**EXERCISE:** Work out how many lines of the listing hold the string "Solution", then answer with that number and nothing else.

**RAW RECORDS:**
========

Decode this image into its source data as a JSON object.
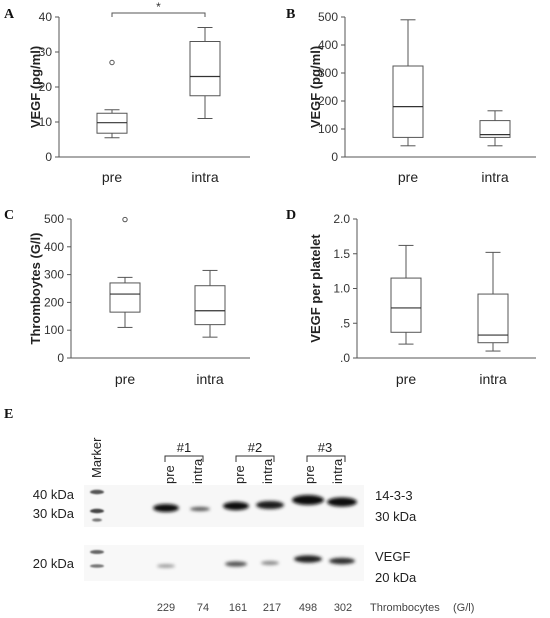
{
  "chart_data": [
    {
      "panel": "A",
      "type": "box",
      "ylabel": "VEGF (pg/ml)",
      "ylim": [
        0,
        40
      ],
      "yticks": [
        "0",
        "10",
        "20",
        "30",
        "40"
      ],
      "categories": [
        "pre",
        "intra"
      ],
      "boxes": [
        {
          "min": 5.5,
          "q1": 6.8,
          "median": 9.8,
          "q3": 12.5,
          "max": 13.5,
          "outliers": [
            27
          ]
        },
        {
          "min": 11,
          "q1": 17.5,
          "median": 23,
          "q3": 33,
          "max": 37,
          "outliers": []
        }
      ],
      "significance": "*"
    },
    {
      "panel": "B",
      "type": "box",
      "ylabel": "VEGF (pg/ml)",
      "ylim": [
        0,
        500
      ],
      "yticks": [
        "0",
        "100",
        "200",
        "300",
        "400",
        "500"
      ],
      "categories": [
        "pre",
        "intra"
      ],
      "boxes": [
        {
          "min": 40,
          "q1": 70,
          "median": 180,
          "q3": 325,
          "max": 490,
          "outliers": []
        },
        {
          "min": 40,
          "q1": 70,
          "median": 80,
          "q3": 130,
          "max": 165,
          "outliers": []
        }
      ]
    },
    {
      "panel": "C",
      "type": "box",
      "ylabel": "Thromboytes (G/l)",
      "ylim": [
        0,
        500
      ],
      "yticks": [
        "0",
        "100",
        "200",
        "300",
        "400",
        "500"
      ],
      "categories": [
        "pre",
        "intra"
      ],
      "boxes": [
        {
          "min": 110,
          "q1": 165,
          "median": 230,
          "q3": 270,
          "max": 290,
          "outliers": [
            498
          ]
        },
        {
          "min": 75,
          "q1": 120,
          "median": 170,
          "q3": 260,
          "max": 315,
          "outliers": []
        }
      ]
    },
    {
      "panel": "D",
      "type": "box",
      "ylabel": "VEGF per platelet",
      "ylim": [
        0,
        2
      ],
      "yticks": [
        ".0",
        ".5",
        "1.0",
        "1.5",
        "2.0"
      ],
      "categories": [
        "pre",
        "intra"
      ],
      "boxes": [
        {
          "min": 0.2,
          "q1": 0.37,
          "median": 0.72,
          "q3": 1.15,
          "max": 1.62,
          "outliers": []
        },
        {
          "min": 0.1,
          "q1": 0.22,
          "median": 0.33,
          "q3": 0.92,
          "max": 1.52,
          "outliers": []
        }
      ]
    }
  ],
  "western_blot": {
    "panel": "E",
    "marker_label": "Marker",
    "groups": [
      "#1",
      "#2",
      "#3"
    ],
    "lanes": [
      "pre",
      "intra",
      "pre",
      "intra",
      "pre",
      "intra"
    ],
    "mw_left_top": [
      "40 kDa",
      "30 kDa"
    ],
    "mw_left_bottom": "20 kDa",
    "band_top_name": "14-3-3",
    "band_top_kda": "30 kDa",
    "band_bottom_name": "VEGF",
    "band_bottom_kda": "20 kDa",
    "thrombocyte_counts": [
      "229",
      "74",
      "161",
      "217",
      "498",
      "302"
    ],
    "thrombocyte_label": "Thrombocytes",
    "thrombocyte_unit": "(G/l)"
  }
}
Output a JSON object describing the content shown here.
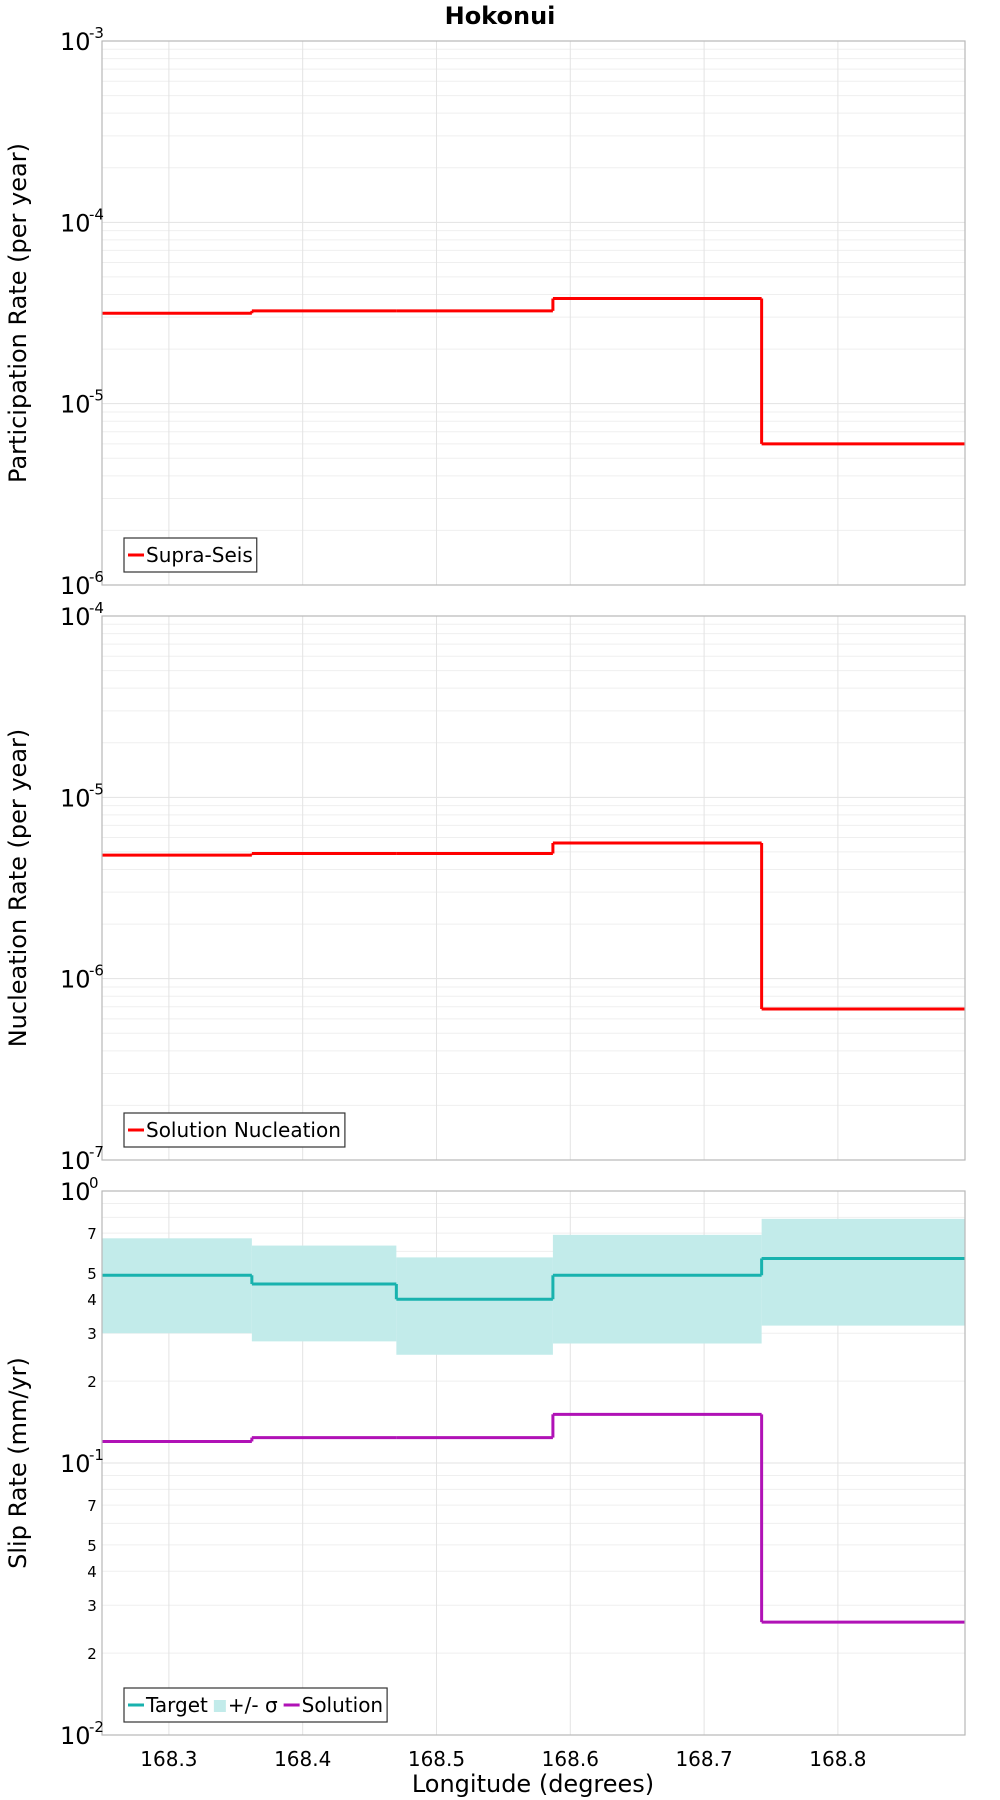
{
  "figure": {
    "title": "Hokonui",
    "xlabel": "Longitude (degrees)"
  },
  "chart_data": [
    {
      "type": "line",
      "style": "step",
      "ylabel": "Participation Rate (per year)",
      "yscale": "log",
      "ylim": [
        1e-06,
        0.001
      ],
      "xlim": [
        168.25,
        168.895
      ],
      "x_ticks": [
        168.3,
        168.4,
        168.5,
        168.6,
        168.7,
        168.8
      ],
      "grid": true,
      "legend_position": "bottom-left",
      "series": [
        {
          "name": "Supra-Seis",
          "color": "#ff0000",
          "segments": [
            {
              "x0": 168.25,
              "x1": 168.362,
              "y": 3.15e-05
            },
            {
              "x0": 168.362,
              "x1": 168.47,
              "y": 3.25e-05
            },
            {
              "x0": 168.47,
              "x1": 168.587,
              "y": 3.25e-05
            },
            {
              "x0": 168.587,
              "x1": 168.743,
              "y": 3.8e-05
            },
            {
              "x0": 168.743,
              "x1": 168.895,
              "y": 6e-06
            }
          ]
        }
      ]
    },
    {
      "type": "line",
      "style": "step",
      "ylabel": "Nucleation Rate (per year)",
      "yscale": "log",
      "ylim": [
        1e-07,
        0.0001
      ],
      "xlim": [
        168.25,
        168.895
      ],
      "x_ticks": [
        168.3,
        168.4,
        168.5,
        168.6,
        168.7,
        168.8
      ],
      "grid": true,
      "legend_position": "bottom-left",
      "series": [
        {
          "name": "Solution Nucleation",
          "color": "#ff0000",
          "segments": [
            {
              "x0": 168.25,
              "x1": 168.362,
              "y": 4.8e-06
            },
            {
              "x0": 168.362,
              "x1": 168.47,
              "y": 4.9e-06
            },
            {
              "x0": 168.47,
              "x1": 168.587,
              "y": 4.9e-06
            },
            {
              "x0": 168.587,
              "x1": 168.743,
              "y": 5.6e-06
            },
            {
              "x0": 168.743,
              "x1": 168.895,
              "y": 6.8e-07
            }
          ]
        }
      ]
    },
    {
      "type": "line",
      "style": "step",
      "ylabel": "Slip Rate (mm/yr)",
      "yscale": "log",
      "ylim": [
        0.01,
        1
      ],
      "xlim": [
        168.25,
        168.895
      ],
      "x_ticks": [
        168.3,
        168.4,
        168.5,
        168.6,
        168.7,
        168.8
      ],
      "grid": true,
      "legend_position": "bottom-left",
      "series": [
        {
          "name": "+/- σ",
          "kind": "band",
          "color": "#c2ebea",
          "segments": [
            {
              "x0": 168.25,
              "x1": 168.362,
              "low": 0.3,
              "high": 0.67
            },
            {
              "x0": 168.362,
              "x1": 168.47,
              "low": 0.28,
              "high": 0.63
            },
            {
              "x0": 168.47,
              "x1": 168.587,
              "low": 0.25,
              "high": 0.57
            },
            {
              "x0": 168.587,
              "x1": 168.743,
              "low": 0.275,
              "high": 0.69
            },
            {
              "x0": 168.743,
              "x1": 168.895,
              "low": 0.32,
              "high": 0.79
            }
          ]
        },
        {
          "name": "Target",
          "kind": "line",
          "color": "#18b2ae",
          "segments": [
            {
              "x0": 168.25,
              "x1": 168.362,
              "y": 0.49
            },
            {
              "x0": 168.362,
              "x1": 168.47,
              "y": 0.455
            },
            {
              "x0": 168.47,
              "x1": 168.587,
              "y": 0.4
            },
            {
              "x0": 168.587,
              "x1": 168.743,
              "y": 0.49
            },
            {
              "x0": 168.743,
              "x1": 168.895,
              "y": 0.565
            }
          ]
        },
        {
          "name": "Solution",
          "kind": "line",
          "color": "#b012b6",
          "segments": [
            {
              "x0": 168.25,
              "x1": 168.362,
              "y": 0.12
            },
            {
              "x0": 168.362,
              "x1": 168.47,
              "y": 0.124
            },
            {
              "x0": 168.47,
              "x1": 168.587,
              "y": 0.124
            },
            {
              "x0": 168.587,
              "x1": 168.743,
              "y": 0.151
            },
            {
              "x0": 168.743,
              "x1": 168.895,
              "y": 0.026
            }
          ]
        }
      ],
      "legend_order": [
        "Target",
        "+/- σ",
        "Solution"
      ]
    }
  ],
  "tick_labels": {
    "x": [
      "168.3",
      "168.4",
      "168.5",
      "168.6",
      "168.7",
      "168.8"
    ],
    "panel1_y": [
      "10",
      "-3",
      "10",
      "-4",
      "10",
      "-5",
      "10",
      "-6"
    ],
    "panel2_y": [
      "10",
      "-4",
      "10",
      "-5",
      "10",
      "-6",
      "10",
      "-7"
    ],
    "panel3_y_major": [
      "10",
      "0",
      "10",
      "-1",
      "10",
      "-2"
    ],
    "panel3_y_minor": [
      "7",
      "5",
      "4",
      "3",
      "2",
      "7",
      "5",
      "4",
      "3",
      "2"
    ]
  }
}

========

**WRITTEN ANSWER:** 3